What you should do
Go through the records and extract every line with the word "JSON".
== Data section ==
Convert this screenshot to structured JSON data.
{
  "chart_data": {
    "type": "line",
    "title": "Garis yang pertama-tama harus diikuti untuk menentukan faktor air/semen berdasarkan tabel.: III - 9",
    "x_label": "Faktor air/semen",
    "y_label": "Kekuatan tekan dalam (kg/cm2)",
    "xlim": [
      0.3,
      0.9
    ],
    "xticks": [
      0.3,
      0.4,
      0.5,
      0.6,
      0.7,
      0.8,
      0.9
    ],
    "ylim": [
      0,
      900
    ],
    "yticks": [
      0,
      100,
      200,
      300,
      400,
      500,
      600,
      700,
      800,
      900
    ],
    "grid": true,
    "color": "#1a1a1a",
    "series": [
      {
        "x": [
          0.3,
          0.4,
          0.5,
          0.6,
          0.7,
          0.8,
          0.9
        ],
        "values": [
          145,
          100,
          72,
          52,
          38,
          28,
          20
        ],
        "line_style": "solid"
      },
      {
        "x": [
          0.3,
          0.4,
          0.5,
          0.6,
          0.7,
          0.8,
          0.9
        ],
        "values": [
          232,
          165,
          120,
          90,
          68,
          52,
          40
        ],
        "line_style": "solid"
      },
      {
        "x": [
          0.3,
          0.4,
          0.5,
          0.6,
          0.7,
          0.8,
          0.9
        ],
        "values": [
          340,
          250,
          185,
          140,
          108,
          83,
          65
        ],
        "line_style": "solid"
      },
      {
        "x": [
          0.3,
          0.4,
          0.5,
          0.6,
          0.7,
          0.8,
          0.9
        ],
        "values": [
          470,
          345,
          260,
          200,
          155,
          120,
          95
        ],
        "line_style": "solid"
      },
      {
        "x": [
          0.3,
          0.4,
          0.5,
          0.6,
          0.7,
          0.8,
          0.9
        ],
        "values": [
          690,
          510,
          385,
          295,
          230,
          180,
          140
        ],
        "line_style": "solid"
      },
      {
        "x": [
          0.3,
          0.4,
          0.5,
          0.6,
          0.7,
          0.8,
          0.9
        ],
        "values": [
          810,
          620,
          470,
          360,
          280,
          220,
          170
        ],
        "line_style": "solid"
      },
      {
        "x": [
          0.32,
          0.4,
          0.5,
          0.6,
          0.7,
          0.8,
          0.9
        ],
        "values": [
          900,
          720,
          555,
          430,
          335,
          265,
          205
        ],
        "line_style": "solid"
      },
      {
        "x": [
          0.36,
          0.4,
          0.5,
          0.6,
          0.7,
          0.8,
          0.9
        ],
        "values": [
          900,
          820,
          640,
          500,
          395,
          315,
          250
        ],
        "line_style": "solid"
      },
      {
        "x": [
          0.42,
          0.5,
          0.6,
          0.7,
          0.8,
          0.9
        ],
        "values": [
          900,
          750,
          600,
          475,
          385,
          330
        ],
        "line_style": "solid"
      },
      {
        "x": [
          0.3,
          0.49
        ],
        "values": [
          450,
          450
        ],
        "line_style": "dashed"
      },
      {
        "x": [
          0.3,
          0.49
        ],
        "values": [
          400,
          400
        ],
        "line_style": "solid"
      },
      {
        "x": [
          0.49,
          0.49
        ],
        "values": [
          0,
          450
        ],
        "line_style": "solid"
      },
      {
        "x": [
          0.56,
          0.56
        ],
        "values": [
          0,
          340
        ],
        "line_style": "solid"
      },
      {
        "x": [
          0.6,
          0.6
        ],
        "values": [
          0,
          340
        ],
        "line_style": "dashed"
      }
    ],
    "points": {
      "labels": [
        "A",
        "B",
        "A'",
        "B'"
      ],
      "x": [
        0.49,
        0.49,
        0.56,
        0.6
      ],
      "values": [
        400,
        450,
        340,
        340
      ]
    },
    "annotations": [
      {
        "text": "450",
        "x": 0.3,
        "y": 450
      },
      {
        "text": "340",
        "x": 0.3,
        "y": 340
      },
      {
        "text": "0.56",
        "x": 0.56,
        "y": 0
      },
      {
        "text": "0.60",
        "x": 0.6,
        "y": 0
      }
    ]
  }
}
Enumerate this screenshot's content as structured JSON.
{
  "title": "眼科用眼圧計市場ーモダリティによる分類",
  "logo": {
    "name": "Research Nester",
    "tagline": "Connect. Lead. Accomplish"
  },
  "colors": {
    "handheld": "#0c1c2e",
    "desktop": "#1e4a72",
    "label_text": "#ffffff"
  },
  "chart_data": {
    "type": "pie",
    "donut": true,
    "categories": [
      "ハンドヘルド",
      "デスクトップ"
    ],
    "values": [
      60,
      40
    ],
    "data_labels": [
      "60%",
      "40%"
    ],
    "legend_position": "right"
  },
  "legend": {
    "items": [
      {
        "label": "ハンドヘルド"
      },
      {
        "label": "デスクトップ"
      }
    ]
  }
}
===
Solution for this problem
Convert this screenshot to structured JSON data.
Enumerate this screenshot's content as structured JSON.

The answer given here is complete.